Task objective:
Transcribe all of the data exactly. Omit the pictures.

Data extract:
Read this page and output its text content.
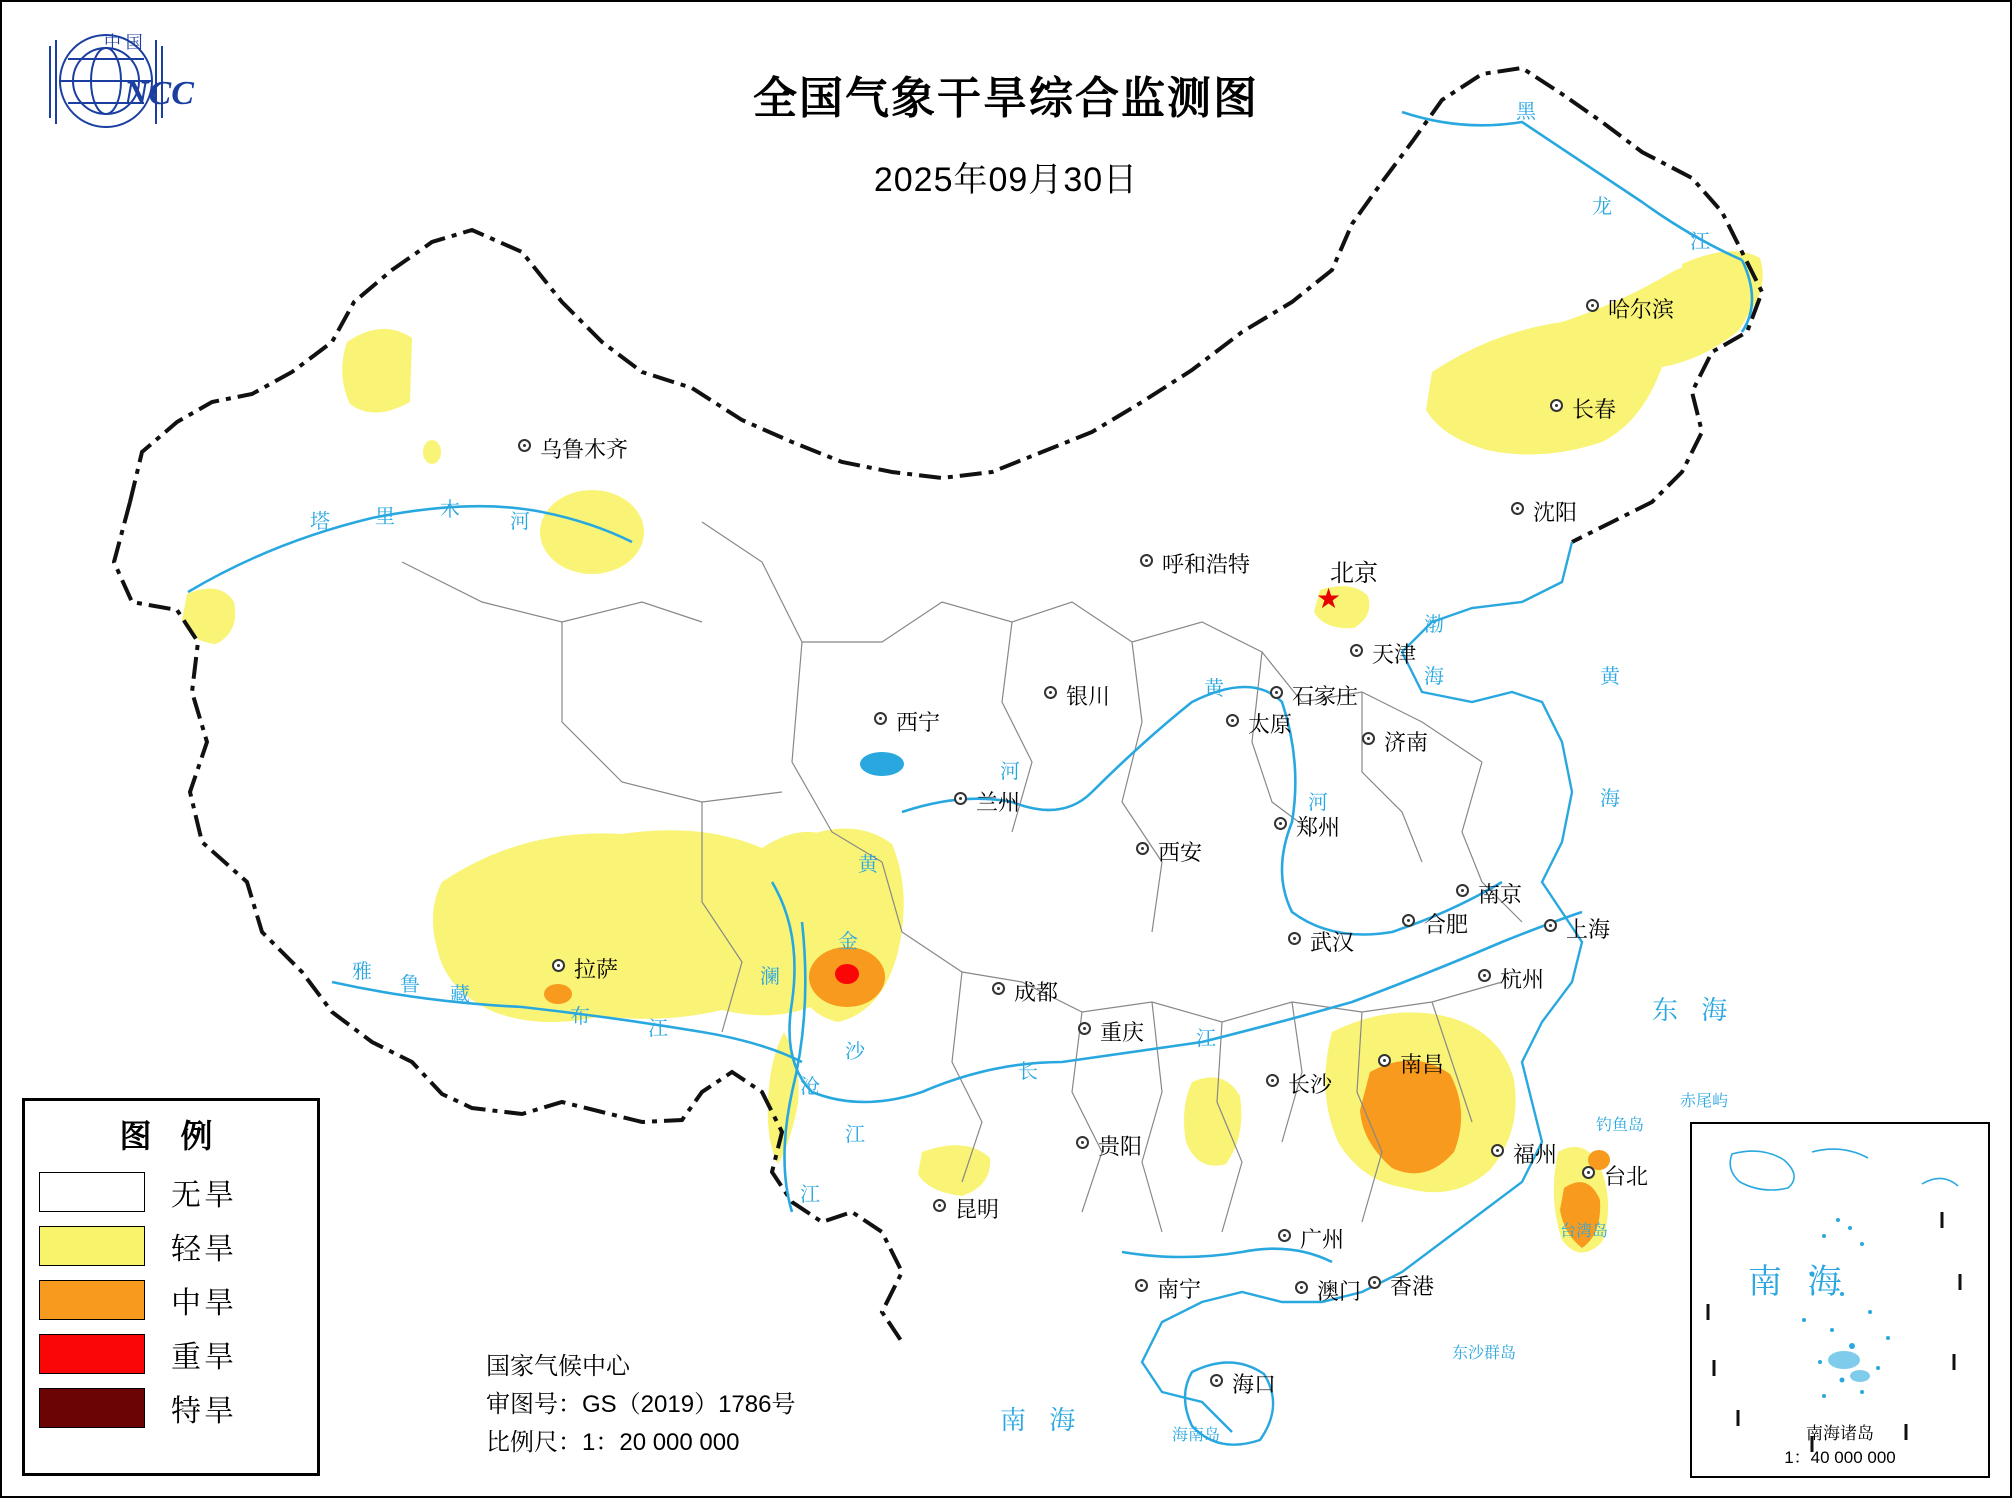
中 国
NCC	全国气象干旱综合监测图
2025年09月30日
哈尔滨
长春
沈阳
呼和浩特
★
北京
天津
石家庄
太原
济南
银川
西宁
兰州
郑州
西安
南京
合肥	上海
武汉
杭州
成都
重庆
南昌
长沙
拉萨
贵阳	福州
台北
昆明
广州
南宁	澳门 香港
海口
乌鲁木齐
黑
龙
江
塔 里 木
河
黄
河
河
黄
金
沙
江
雅
鲁 藏
布
江
澜
沧
江
长
江
渤
海	黄
海
东 海
南 海
钓鱼岛
赤尾屿
台湾岛
东沙群岛
海南岛
图 例
无旱
轻旱
中旱
重旱
特旱
国家气候中心
审图号：GS（2019）1786号
比例尺：1：20 000 000
南 海
南海诸岛
1：40 000 000
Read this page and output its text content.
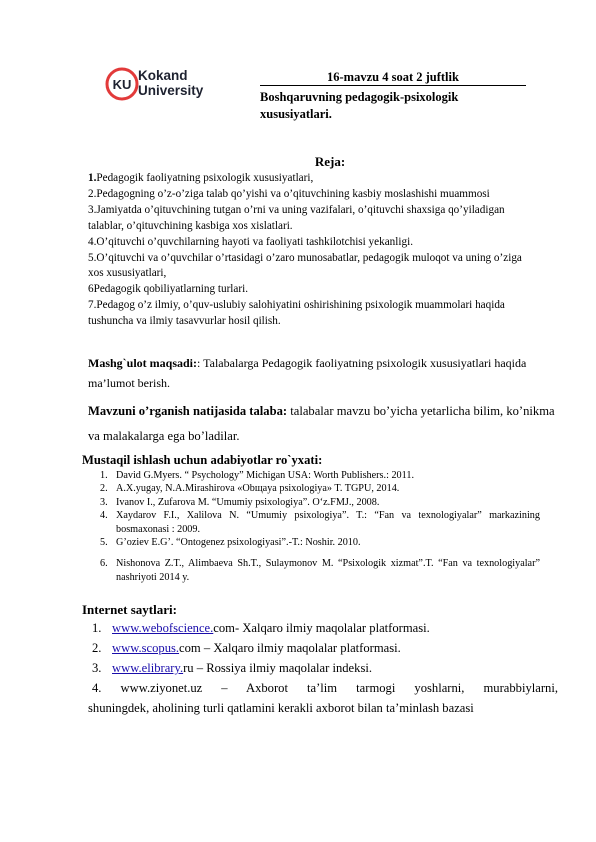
KU
Kokand
University
16-mavzu 4 soat 2 juftlik
Boshqaruvning pedagogik-psixologik xususiyatlari.
Reja:
1.Pedagogik faoliyatning psixologik xususiyatlari,
2.Pedagogning o’z-o’ziga talab qo’yishi va o’qituvchining kasbiy moslashishi muammosi
3.Jamiyatda o’qituvchining tutgan o’rni va uning vazifalari, o’qituvchi shaxsiga qo’yiladigan talablar, o’qituvchining kasbiga xos xislatlari.
4.O’qituvchi o’quvchilarning hayoti va faoliyati tashkilotchisi yekanligi.
5.O’qituvchi va o’quvchilar o’rtasidagi o’zaro munosabatlar, pedagogik muloqot va uning o’ziga xos xususiyatlari,
6Pedagogik qobiliyatlarning turlari.
7.Pedagog o’z ilmiy, o’quv-uslubiy salohiyatini oshirishining psixologik muammolari haqida tushuncha va ilmiy tasavvurlar hosil qilish.
Mashg`ulot maqsadi:: Talabalarga Pedagogik faoliyatning psixologik xususiyatlari haqida ma’lumot berish.
Mavzuni o’rganish natijasida talaba: talabalar mavzu bo’yicha yetarlicha bilim, ko’nikma va malakalarga ega bo’ladilar.
Mustaqil ishlash uchun adabiyotlar ro`yxati:
1. David G.Myers. “ Psychology” Michigan USA: Worth Publishers.: 2011.
2. A.X.yugay, N.A.Mirashirova «Obщaya psixologiya» T. TGPU, 2014.
3. Ivanov I., Zufarova M. “Umumiy psixologiya”. O‘z.FMJ., 2008.
4. Xaydarov F.I., Xalilova N. “Umumiy psixologiya”. T.: “Fan va texnologiyalar” markazining bosmaxonasi : 2009.
5. G’oziev E.G’. “Ontogenez psixologiyasi”.-T.: Noshir. 2010.
6. Nishonova Z.T., Alimbaeva Sh.T., Sulaymonov M. “Psixologik xizmat”.T. “Fan va texnologiyalar” nashriyoti 2014 y.
Internet saytlari:
1. www.webofscience.com- Xalqaro ilmiy maqolalar platformasi.
2. www.scopus.com – Xalqaro ilmiy maqolalar platformasi.
3. www.elibrary.ru – Rossiya ilmiy maqolalar indeksi.
4. www.ziyonet.uz – Axborot ta’lim tarmogi yoshlarni, murabbiylarni,
shuningdek, aholining turli qatlamini kerakli axborot bilan ta’minlash bazasi
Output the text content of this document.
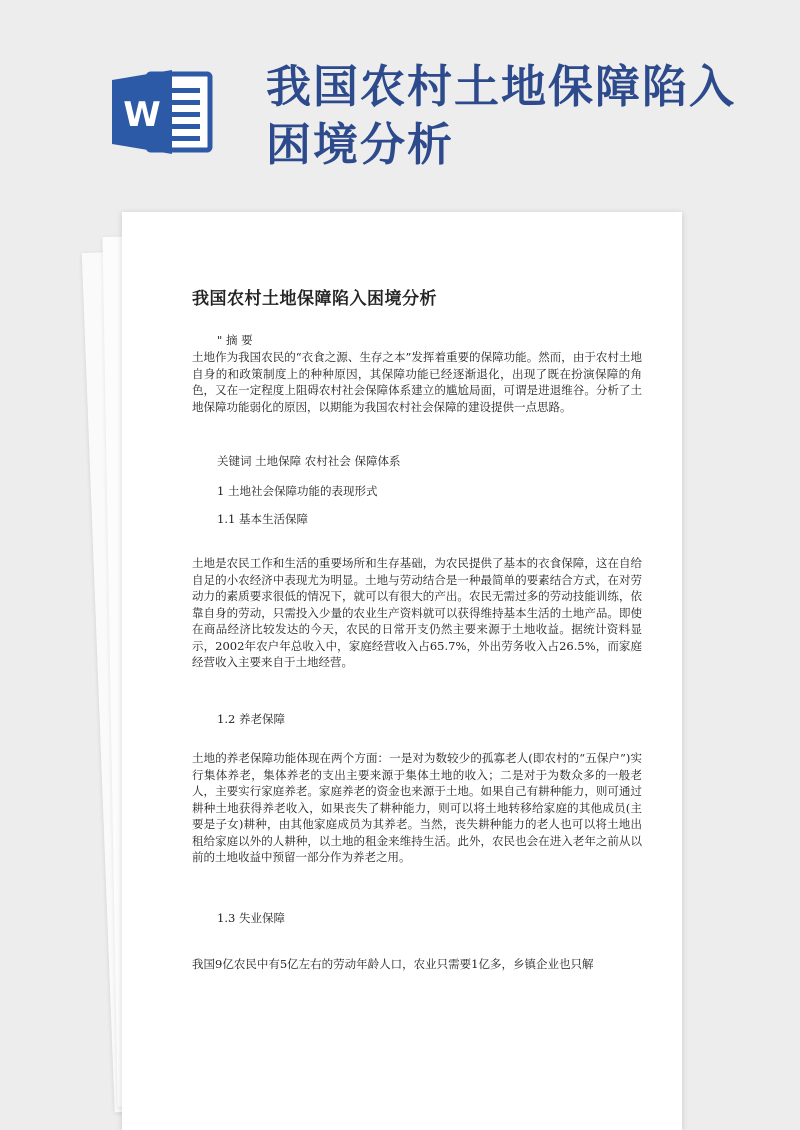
W
我国农村土地保障陷入困境分析
我国农村土地保障陷入困境分析

" 摘 要

土地作为我国农民的“衣食之源、生存之本”发挥着重要的保障功能。然而，由于农村土地自身的和政策制度上的种种原因，其保障功能已经逐渐退化，出现了既在扮演保障的角色，又在一定程度上阻碍农村社会保障体系建立的尴尬局面，可谓是进退维谷。分析了土地保障功能弱化的原因，以期能为我国农村社会保障的建设提供一点思路。

关键词 土地保障 农村社会 保障体系

1 土地社会保障功能的表现形式

1.1 基本生活保障

土地是农民工作和生活的重要场所和生存基础，为农民提供了基本的衣食保障，这在自给自足的小农经济中表现尤为明显。土地与劳动结合是一种最简单的要素结合方式，在对劳动力的素质要求很低的情况下，就可以有很大的产出。农民无需过多的劳动技能训练，依靠自身的劳动，只需投入少量的农业生产资料就可以获得维持基本生活的土地产品。即使在商品经济比较发达的今天，农民的日常开支仍然主要来源于土地收益。据统计资料显示，2002年农户年总收入中，家庭经营收入占65.7%，外出劳务收入占26.5%，而家庭经营收入主要来自于土地经营。

1.2 养老保障

土地的养老保障功能体现在两个方面：一是对为数较少的孤寡老人(即农村的“五保户”)实行集体养老，集体养老的支出主要来源于集体土地的收入；二是对于为数众多的一般老人，主要实行家庭养老。家庭养老的资金也来源于土地。如果自己有耕种能力，则可通过耕种土地获得养老收入，如果丧失了耕种能力，则可以将土地转移给家庭的其他成员(主要是子女)耕种，由其他家庭成员为其养老。当然，丧失耕种能力的老人也可以将土地出租给家庭以外的人耕种，以土地的租金来维持生活。此外，农民也会在进入老年之前从以前的土地收益中预留一部分作为养老之用。

1.3 失业保障

我国9亿农民中有5亿左右的劳动年龄人口，农业只需要1亿多，乡镇企业也只解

Written response:
Read this page and output its text content.
中 国
NCC	全国气象干旱综合监测图
2025年09月30日
哈尔滨
长春
沈阳
呼和浩特
★
北京
天津
石家庄
太原
济南
银川
西宁
兰州
郑州
西安
南京
合肥	上海
武汉
杭州
成都
重庆
南昌
长沙
拉萨
贵阳	福州
台北
昆明
广州
南宁	澳门 香港
海口
乌鲁木齐
黑
龙
江
塔 里 木
河
黄
河
河
黄
金
沙
江
雅
鲁 藏
布
江
澜
沧
江
长
江
渤
海	黄
海
东 海
南 海
钓鱼岛
赤尾屿
台湾岛
东沙群岛
海南岛
图 例
无旱
轻旱
中旱
重旱
特旱
国家气候中心
审图号：GS（2019）1786号
比例尺：1：20 000 000
南 海
南海诸岛
1：40 000 000
Read this page and output its text content.
KU
Kokand
University
16-mavzu 4 soat 2 juftlik
Boshqaruvning pedagogik-psixologik xususiyatlari.
Reja:
1.Pedagogik faoliyatning psixologik xususiyatlari,
2.Pedagogning o’z-o’ziga talab qo’yishi va o’qituvchining kasbiy moslashishi muammosi
3.Jamiyatda o’qituvchining tutgan o’rni va uning vazifalari, o’qituvchi shaxsiga qo’yiladigan talablar, o’qituvchining kasbiga xos xislatlari.
4.O’qituvchi o’quvchilarning hayoti va faoliyati tashkilotchisi yekanligi.
5.O’qituvchi va o’quvchilar o’rtasidagi o’zaro munosabatlar, pedagogik muloqot va uning o’ziga xos xususiyatlari,
6Pedagogik qobiliyatlarning turlari.
7.Pedagog o’z ilmiy, o’quv-uslubiy salohiyatini oshirishining psixologik muammolari haqida tushuncha va ilmiy tasavvurlar hosil qilish.
Mashg`ulot maqsadi:: Talabalarga Pedagogik faoliyatning psixologik xususiyatlari haqida ma’lumot berish.
Mavzuni o’rganish natijasida talaba: talabalar mavzu bo’yicha yetarlicha bilim, ko’nikma va malakalarga ega bo’ladilar.
Mustaqil ishlash uchun adabiyotlar ro`yxati:
1. David G.Myers. “ Psychology” Michigan USA: Worth Publishers.: 2011.
2. A.X.yugay, N.A.Mirashirova «Obщaya psixologiya» T. TGPU, 2014.
3. Ivanov I., Zufarova M. “Umumiy psixologiya”. O‘z.FMJ., 2008.
4. Xaydarov F.I., Xalilova N. “Umumiy psixologiya”. T.: “Fan va texnologiyalar” markazining bosmaxonasi : 2009.
5. G’oziev E.G’. “Ontogenez psixologiyasi”.-T.: Noshir. 2010.
6. Nishonova Z.T., Alimbaeva Sh.T., Sulaymonov M. “Psixologik xizmat”.T. “Fan va texnologiyalar” nashriyoti 2014 y.
Internet saytlari:
1. www.webofscience.com- Xalqaro ilmiy maqolalar platformasi.
2. www.scopus.com – Xalqaro ilmiy maqolalar platformasi.
3. www.elibrary.ru – Rossiya ilmiy maqolalar indeksi.
4. www.ziyonet.uz – Axborot ta’lim tarmogi yoshlarni, murabbiylarni,
shuningdek, aholining turli qatlamini kerakli axborot bilan ta’minlash bazasi
Output the text content of this document.
W
我国农村土地保障陷入困境分析
我国农村土地保障陷入困境分析

" 摘 要

土地作为我国农民的“衣食之源、生存之本”发挥着重要的保障功能。然而，由于农村土地自身的和政策制度上的种种原因，其保障功能已经逐渐退化，出现了既在扮演保障的角色，又在一定程度上阻碍农村社会保障体系建立的尴尬局面，可谓是进退维谷。分析了土地保障功能弱化的原因，以期能为我国农村社会保障的建设提供一点思路。

关键词 土地保障 农村社会 保障体系

1 土地社会保障功能的表现形式

1.1 基本生活保障

土地是农民工作和生活的重要场所和生存基础，为农民提供了基本的衣食保障，这在自给自足的小农经济中表现尤为明显。土地与劳动结合是一种最简单的要素结合方式，在对劳动力的素质要求很低的情况下，就可以有很大的产出。农民无需过多的劳动技能训练，依靠自身的劳动，只需投入少量的农业生产资料就可以获得维持基本生活的土地产品。即使在商品经济比较发达的今天，农民的日常开支仍然主要来源于土地收益。据统计资料显示，2002年农户年总收入中，家庭经营收入占65.7%，外出劳务收入占26.5%，而家庭经营收入主要来自于土地经营。

1.2 养老保障

土地的养老保障功能体现在两个方面：一是对为数较少的孤寡老人(即农村的“五保户”)实行集体养老，集体养老的支出主要来源于集体土地的收入；二是对于为数众多的一般老人，主要实行家庭养老。家庭养老的资金也来源于土地。如果自己有耕种能力，则可通过耕种土地获得养老收入，如果丧失了耕种能力，则可以将土地转移给家庭的其他成员(主要是子女)耕种，由其他家庭成员为其养老。当然，丧失耕种能力的老人也可以将土地出租给家庭以外的人耕种，以土地的租金来维持生活。此外，农民也会在进入老年之前从以前的土地收益中预留一部分作为养老之用。

1.3 失业保障

我国9亿农民中有5亿左右的劳动年龄人口，农业只需要1亿多，乡镇企业也只解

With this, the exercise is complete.